▸ **AIM OF THE TASK**
Transcribe the records that follow, preserving every word.

▸ **ENTRIES SHOWN**
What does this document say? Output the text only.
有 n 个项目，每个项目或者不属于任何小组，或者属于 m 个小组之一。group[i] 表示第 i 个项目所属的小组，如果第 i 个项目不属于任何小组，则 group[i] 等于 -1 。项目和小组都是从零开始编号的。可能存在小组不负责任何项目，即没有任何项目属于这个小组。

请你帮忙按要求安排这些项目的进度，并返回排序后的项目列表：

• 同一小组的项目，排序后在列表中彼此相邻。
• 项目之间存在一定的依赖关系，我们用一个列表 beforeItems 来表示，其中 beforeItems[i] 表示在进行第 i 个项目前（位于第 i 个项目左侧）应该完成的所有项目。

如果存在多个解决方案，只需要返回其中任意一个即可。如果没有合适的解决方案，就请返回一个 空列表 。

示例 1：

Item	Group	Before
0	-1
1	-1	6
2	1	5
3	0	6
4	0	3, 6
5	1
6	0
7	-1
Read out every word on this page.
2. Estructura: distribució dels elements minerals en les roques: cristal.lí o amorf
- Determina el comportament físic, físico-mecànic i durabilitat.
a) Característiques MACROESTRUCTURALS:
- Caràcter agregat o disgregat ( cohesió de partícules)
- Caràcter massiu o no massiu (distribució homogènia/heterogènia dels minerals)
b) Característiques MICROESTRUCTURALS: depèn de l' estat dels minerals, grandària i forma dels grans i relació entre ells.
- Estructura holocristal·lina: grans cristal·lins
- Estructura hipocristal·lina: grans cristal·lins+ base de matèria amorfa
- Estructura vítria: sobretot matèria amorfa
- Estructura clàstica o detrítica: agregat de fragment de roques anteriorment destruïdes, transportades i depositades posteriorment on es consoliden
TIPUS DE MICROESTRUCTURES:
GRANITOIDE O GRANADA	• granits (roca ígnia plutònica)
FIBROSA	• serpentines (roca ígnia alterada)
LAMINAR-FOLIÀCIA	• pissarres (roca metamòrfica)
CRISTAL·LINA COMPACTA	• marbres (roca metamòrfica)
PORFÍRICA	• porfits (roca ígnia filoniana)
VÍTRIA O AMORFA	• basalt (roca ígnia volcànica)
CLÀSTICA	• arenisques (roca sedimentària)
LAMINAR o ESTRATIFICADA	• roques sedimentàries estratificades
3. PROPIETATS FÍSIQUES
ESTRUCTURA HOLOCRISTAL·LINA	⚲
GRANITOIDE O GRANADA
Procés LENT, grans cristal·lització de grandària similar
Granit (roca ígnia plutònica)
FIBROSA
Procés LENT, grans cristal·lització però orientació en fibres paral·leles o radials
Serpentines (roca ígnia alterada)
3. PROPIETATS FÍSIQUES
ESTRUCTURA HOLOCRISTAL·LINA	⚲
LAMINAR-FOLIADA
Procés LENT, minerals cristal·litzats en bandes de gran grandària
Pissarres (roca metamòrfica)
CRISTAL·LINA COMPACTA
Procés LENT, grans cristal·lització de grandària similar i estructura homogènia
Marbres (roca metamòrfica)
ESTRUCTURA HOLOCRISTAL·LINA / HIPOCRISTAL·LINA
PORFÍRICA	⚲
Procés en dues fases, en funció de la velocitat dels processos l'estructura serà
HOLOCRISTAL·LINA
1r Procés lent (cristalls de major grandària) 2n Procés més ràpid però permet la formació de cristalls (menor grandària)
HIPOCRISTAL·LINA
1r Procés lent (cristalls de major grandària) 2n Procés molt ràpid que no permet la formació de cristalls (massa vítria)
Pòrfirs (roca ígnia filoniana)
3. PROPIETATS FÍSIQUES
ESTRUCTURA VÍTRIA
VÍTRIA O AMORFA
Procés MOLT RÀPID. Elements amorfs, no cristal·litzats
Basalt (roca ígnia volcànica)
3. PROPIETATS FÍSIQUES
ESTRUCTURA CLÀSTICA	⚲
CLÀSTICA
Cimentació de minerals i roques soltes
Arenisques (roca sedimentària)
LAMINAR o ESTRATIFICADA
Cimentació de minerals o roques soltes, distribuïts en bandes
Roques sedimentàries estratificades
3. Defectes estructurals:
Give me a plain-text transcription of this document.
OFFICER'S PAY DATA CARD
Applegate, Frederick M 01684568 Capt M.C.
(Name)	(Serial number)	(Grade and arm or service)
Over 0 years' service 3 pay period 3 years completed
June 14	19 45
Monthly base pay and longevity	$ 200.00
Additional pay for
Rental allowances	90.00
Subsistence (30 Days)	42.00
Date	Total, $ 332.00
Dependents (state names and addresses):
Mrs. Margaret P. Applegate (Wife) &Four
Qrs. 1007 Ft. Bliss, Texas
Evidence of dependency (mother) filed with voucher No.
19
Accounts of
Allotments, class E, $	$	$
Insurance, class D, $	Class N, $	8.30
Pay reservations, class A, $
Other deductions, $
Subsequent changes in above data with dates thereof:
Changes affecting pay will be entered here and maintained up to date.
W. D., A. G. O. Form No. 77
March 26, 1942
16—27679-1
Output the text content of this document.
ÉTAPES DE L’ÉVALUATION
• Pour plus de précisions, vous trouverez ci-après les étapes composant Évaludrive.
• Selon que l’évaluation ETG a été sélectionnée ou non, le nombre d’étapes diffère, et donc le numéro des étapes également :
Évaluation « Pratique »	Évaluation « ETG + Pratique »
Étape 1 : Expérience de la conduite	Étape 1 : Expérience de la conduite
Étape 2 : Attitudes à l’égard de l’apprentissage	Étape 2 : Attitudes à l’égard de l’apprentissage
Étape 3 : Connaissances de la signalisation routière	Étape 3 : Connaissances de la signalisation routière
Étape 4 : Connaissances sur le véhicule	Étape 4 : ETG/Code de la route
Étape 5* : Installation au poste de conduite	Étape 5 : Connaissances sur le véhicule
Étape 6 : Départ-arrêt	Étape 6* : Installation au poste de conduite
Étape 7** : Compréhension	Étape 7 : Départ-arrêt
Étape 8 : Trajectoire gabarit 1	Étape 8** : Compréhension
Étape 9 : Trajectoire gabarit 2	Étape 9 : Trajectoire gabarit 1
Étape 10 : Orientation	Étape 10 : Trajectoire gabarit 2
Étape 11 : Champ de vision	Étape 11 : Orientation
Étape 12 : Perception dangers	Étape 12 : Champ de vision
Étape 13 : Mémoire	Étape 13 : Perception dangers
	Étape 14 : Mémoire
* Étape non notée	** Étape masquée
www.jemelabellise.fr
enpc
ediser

▸ **THE RESPONSE**
What does this document say? Output the text only.
有 n 个项目，每个项目或者不属于任何小组，或者属于 m 个小组之一。group[i] 表示第 i 个项目所属的小组，如果第 i 个项目不属于任何小组，则 group[i] 等于 -1 。项目和小组都是从零开始编号的。可能存在小组不负责任何项目，即没有任何项目属于这个小组。

请你帮忙按要求安排这些项目的进度，并返回排序后的项目列表：

• 同一小组的项目，排序后在列表中彼此相邻。
• 项目之间存在一定的依赖关系，我们用一个列表 beforeItems 来表示，其中 beforeItems[i] 表示在进行第 i 个项目前（位于第 i 个项目左侧）应该完成的所有项目。

如果存在多个解决方案，只需要返回其中任意一个即可。如果没有合适的解决方案，就请返回一个 空列表 。

示例 1：

Item	Group	Before
0	-1
1	-1	6
2	1	5
3	0	6
4	0	3, 6
5	1
6	0
7	-1
Read out every word on this page.
2. Estructura: distribució dels elements minerals en les roques: cristal.lí o amorf
- Determina el comportament físic, físico-mecànic i durabilitat.
a) Característiques MACROESTRUCTURALS:
- Caràcter agregat o disgregat ( cohesió de partícules)
- Caràcter massiu o no massiu (distribució homogènia/heterogènia dels minerals)
b) Característiques MICROESTRUCTURALS: depèn de l' estat dels minerals, grandària i forma dels grans i relació entre ells.
- Estructura holocristal·lina: grans cristal·lins
- Estructura hipocristal·lina: grans cristal·lins+ base de matèria amorfa
- Estructura vítria: sobretot matèria amorfa
- Estructura clàstica o detrítica: agregat de fragment de roques anteriorment destruïdes, transportades i depositades posteriorment on es consoliden
TIPUS DE MICROESTRUCTURES:
GRANITOIDE O GRANADA	• granits (roca ígnia plutònica)
FIBROSA	• serpentines (roca ígnia alterada)
LAMINAR-FOLIÀCIA	• pissarres (roca metamòrfica)
CRISTAL·LINA COMPACTA	• marbres (roca metamòrfica)
PORFÍRICA	• porfits (roca ígnia filoniana)
VÍTRIA O AMORFA	• basalt (roca ígnia volcànica)
CLÀSTICA	• arenisques (roca sedimentària)
LAMINAR o ESTRATIFICADA	• roques sedimentàries estratificades
3. PROPIETATS FÍSIQUES
ESTRUCTURA HOLOCRISTAL·LINA	⚲
GRANITOIDE O GRANADA
Procés LENT, grans cristal·lització de grandària similar
Granit (roca ígnia plutònica)
FIBROSA
Procés LENT, grans cristal·lització però orientació en fibres paral·leles o radials
Serpentines (roca ígnia alterada)
3. PROPIETATS FÍSIQUES
ESTRUCTURA HOLOCRISTAL·LINA	⚲
LAMINAR-FOLIADA
Procés LENT, minerals cristal·litzats en bandes de gran grandària
Pissarres (roca metamòrfica)
CRISTAL·LINA COMPACTA
Procés LENT, grans cristal·lització de grandària similar i estructura homogènia
Marbres (roca metamòrfica)
ESTRUCTURA HOLOCRISTAL·LINA / HIPOCRISTAL·LINA
PORFÍRICA	⚲
Procés en dues fases, en funció de la velocitat dels processos l'estructura serà
HOLOCRISTAL·LINA
1r Procés lent (cristalls de major grandària) 2n Procés més ràpid però permet la formació de cristalls (menor grandària)
HIPOCRISTAL·LINA
1r Procés lent (cristalls de major grandària) 2n Procés molt ràpid que no permet la formació de cristalls (massa vítria)
Pòrfirs (roca ígnia filoniana)
3. PROPIETATS FÍSIQUES
ESTRUCTURA VÍTRIA
VÍTRIA O AMORFA
Procés MOLT RÀPID. Elements amorfs, no cristal·litzats
Basalt (roca ígnia volcànica)
3. PROPIETATS FÍSIQUES
ESTRUCTURA CLÀSTICA	⚲
CLÀSTICA
Cimentació de minerals i roques soltes
Arenisques (roca sedimentària)
LAMINAR o ESTRATIFICADA
Cimentació de minerals o roques soltes, distribuïts en bandes
Roques sedimentàries estratificades
3. Defectes estructurals:
Give me a plain-text transcription of this document.
OFFICER'S PAY DATA CARD
Applegate, Frederick M 01684568 Capt M.C.
(Name)	(Serial number)	(Grade and arm or service)
Over 0 years' service 3 pay period 3 years completed
June 14	19 45
Monthly base pay and longevity	$ 200.00
Additional pay for
Rental allowances	90.00
Subsistence (30 Days)	42.00
Date	Total, $ 332.00
Dependents (state names and addresses):
Mrs. Margaret P. Applegate (Wife) &Four
Qrs. 1007 Ft. Bliss, Texas
Evidence of dependency (mother) filed with voucher No.
19
Accounts of
Allotments, class E, $	$	$
Insurance, class D, $	Class N, $	8.30
Pay reservations, class A, $
Other deductions, $
Subsequent changes in above data with dates thereof:
Changes affecting pay will be entered here and maintained up to date.
W. D., A. G. O. Form No. 77
March 26, 1942
16—27679-1
Output the text content of this document.
ÉTAPES DE L’ÉVALUATION
• Pour plus de précisions, vous trouverez ci-après les étapes composant Évaludrive.
• Selon que l’évaluation ETG a été sélectionnée ou non, le nombre d’étapes diffère, et donc le numéro des étapes également :
Évaluation « Pratique »	Évaluation « ETG + Pratique »
Étape 1 : Expérience de la conduite	Étape 1 : Expérience de la conduite
Étape 2 : Attitudes à l’égard de l’apprentissage	Étape 2 : Attitudes à l’égard de l’apprentissage
Étape 3 : Connaissances de la signalisation routière	Étape 3 : Connaissances de la signalisation routière
Étape 4 : Connaissances sur le véhicule	Étape 4 : ETG/Code de la route
Étape 5* : Installation au poste de conduite	Étape 5 : Connaissances sur le véhicule
Étape 6 : Départ-arrêt	Étape 6* : Installation au poste de conduite
Étape 7** : Compréhension	Étape 7 : Départ-arrêt
Étape 8 : Trajectoire gabarit 1	Étape 8** : Compréhension
Étape 9 : Trajectoire gabarit 2	Étape 9 : Trajectoire gabarit 1
Étape 10 : Orientation	Étape 10 : Trajectoire gabarit 2
Étape 11 : Champ de vision	Étape 11 : Orientation
Étape 12 : Perception dangers	Étape 12 : Champ de vision
Étape 13 : Mémoire	Étape 13 : Perception dangers
	Étape 14 : Mémoire
* Étape non notée	** Étape masquée
www.jemelabellise.fr
enpc
ediser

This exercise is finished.